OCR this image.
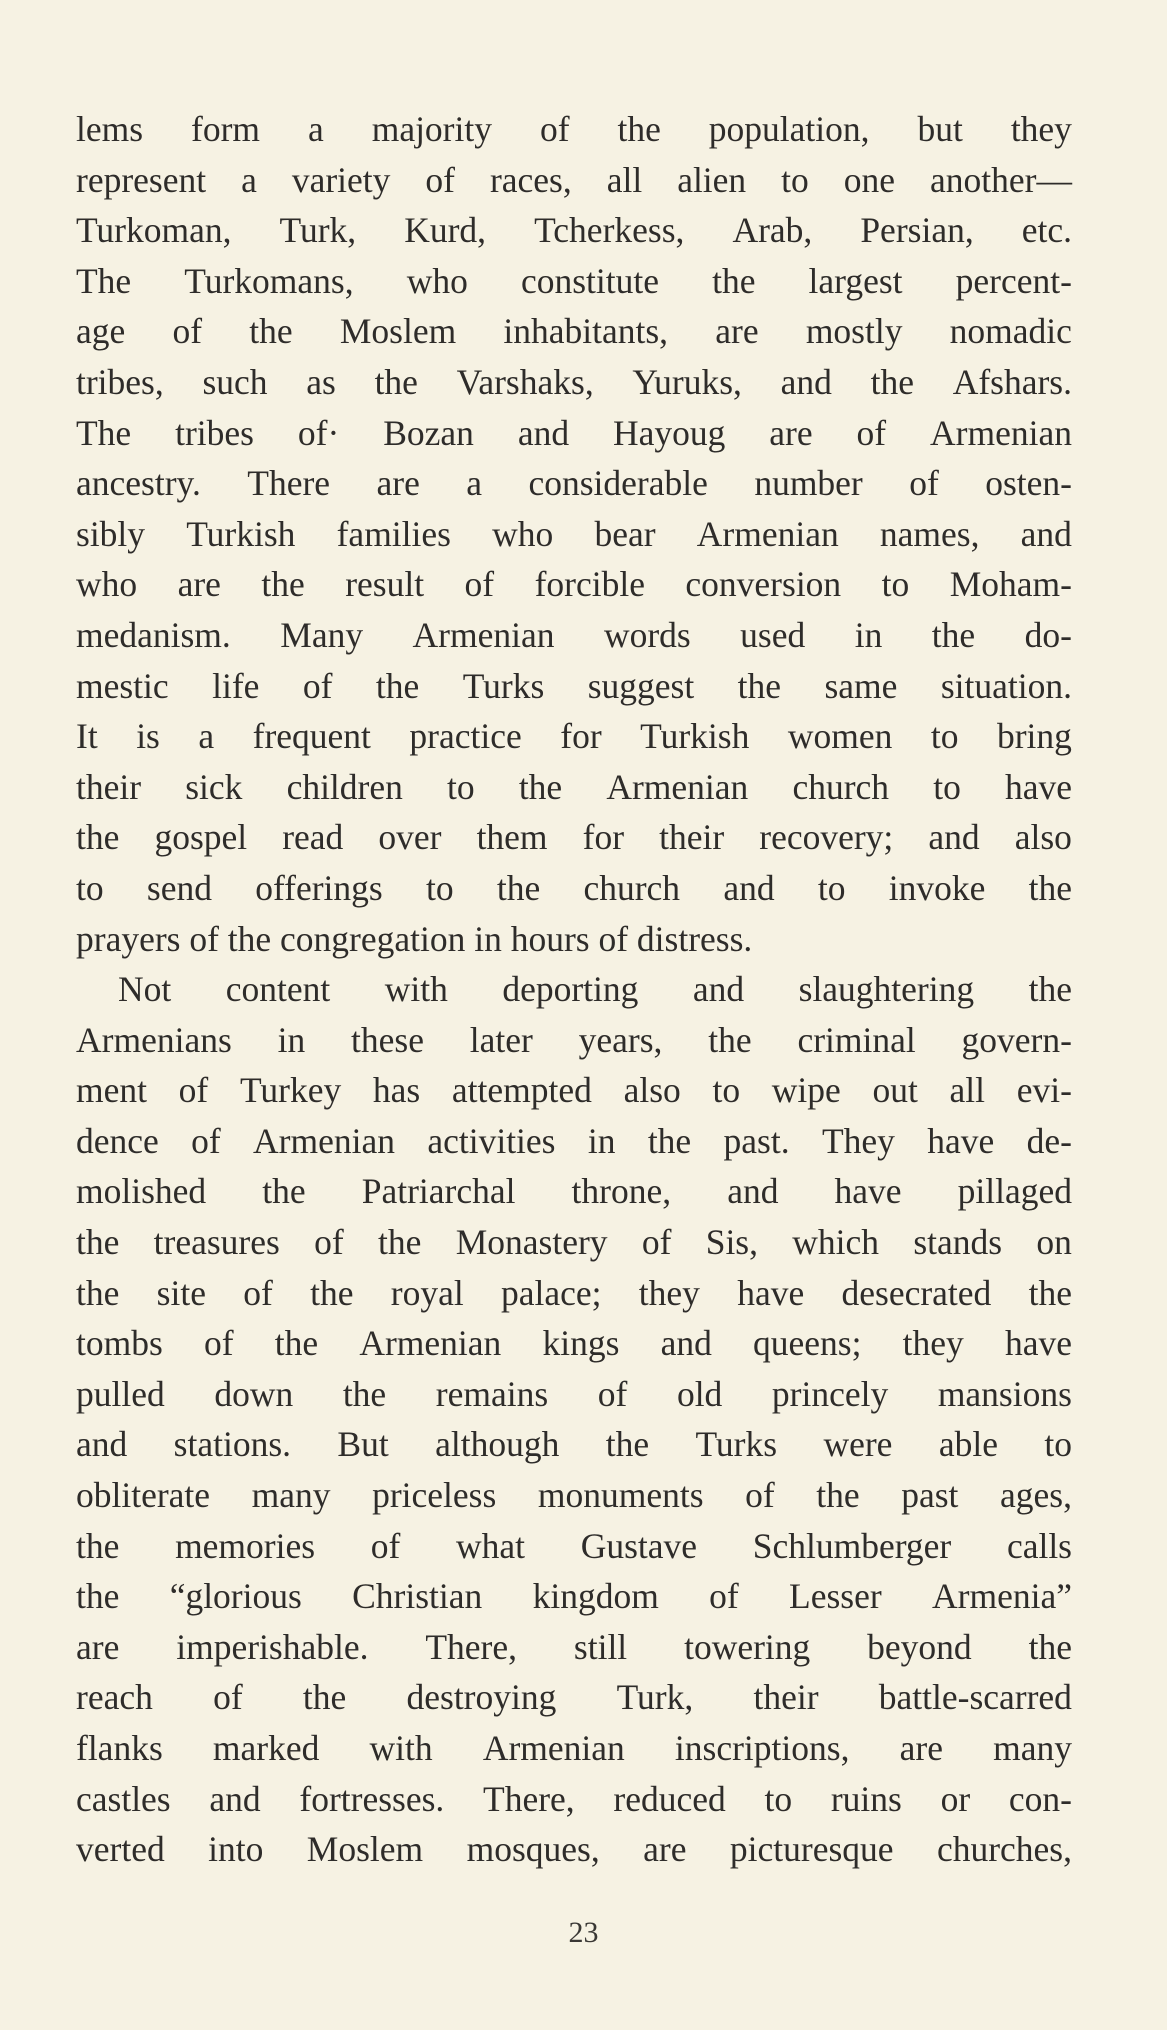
lems form a majority of the population, but they
represent a variety of races, all alien to one another—
Turkoman, Turk, Kurd, Tcherkess, Arab, Persian, etc.
The Turkomans, who constitute the largest percent-
age of the Moslem inhabitants, are mostly nomadic
tribes, such as the Varshaks, Yuruks, and the Afshars.
The tribes of· Bozan and Hayoug are of Armenian
ancestry. There are a considerable number of osten-
sibly Turkish families who bear Armenian names, and
who are the result of forcible conversion to Moham-
medanism. Many Armenian words used in the do-
mestic life of the Turks suggest the same situation.
It is a frequent practice for Turkish women to bring
their sick children to the Armenian church to have
the gospel read over them for their recovery; and also
to send offerings to the church and to invoke the
prayers of the congregation in hours of distress.
Not content with deporting and slaughtering the
Armenians in these later years, the criminal govern-
ment of Turkey has attempted also to wipe out all evi-
dence of Armenian activities in the past. They have de-
molished the Patriarchal throne, and have pillaged
the treasures of the Monastery of Sis, which stands on
the site of the royal palace; they have desecrated the
tombs of the Armenian kings and queens; they have
pulled down the remains of old princely mansions
and stations. But although the Turks were able to
obliterate many priceless monuments of the past ages,
the memories of what Gustave Schlumberger calls
the “glorious Christian kingdom of Lesser Armenia”
are imperishable. There, still towering beyond the
reach of the destroying Turk, their battle-scarred
flanks marked with Armenian inscriptions, are many
castles and fortresses. There, reduced to ruins or con-
verted into Moslem mosques, are picturesque churches,
23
···
Quote all the lines above exactly as given. Do not include the pictures.

FINISHED EXERCISE:
OCR this image.
lems form a majority of the population, but they
represent a variety of races, all alien to one another—
Turkoman, Turk, Kurd, Tcherkess, Arab, Persian, etc.
The Turkomans, who constitute the largest percent-
age of the Moslem inhabitants, are mostly nomadic
tribes, such as the Varshaks, Yuruks, and the Afshars.
The tribes of· Bozan and Hayoug are of Armenian
ancestry. There are a considerable number of osten-
sibly Turkish families who bear Armenian names, and
who are the result of forcible conversion to Moham-
medanism. Many Armenian words used in the do-
mestic life of the Turks suggest the same situation.
It is a frequent practice for Turkish women to bring
their sick children to the Armenian church to have
the gospel read over them for their recovery; and also
to send offerings to the church and to invoke the
prayers of the congregation in hours of distress.
Not content with deporting and slaughtering the
Armenians in these later years, the criminal govern-
ment of Turkey has attempted also to wipe out all evi-
dence of Armenian activities in the past. They have de-
molished the Patriarchal throne, and have pillaged
the treasures of the Monastery of Sis, which stands on
the site of the royal palace; they have desecrated the
tombs of the Armenian kings and queens; they have
pulled down the remains of old princely mansions
and stations. But although the Turks were able to
obliterate many priceless monuments of the past ages,
the memories of what Gustave Schlumberger calls
the “glorious Christian kingdom of Lesser Armenia”
are imperishable. There, still towering beyond the
reach of the destroying Turk, their battle-scarred
flanks marked with Armenian inscriptions, are many
castles and fortresses. There, reduced to ruins or con-
verted into Moslem mosques, are picturesque churches,
23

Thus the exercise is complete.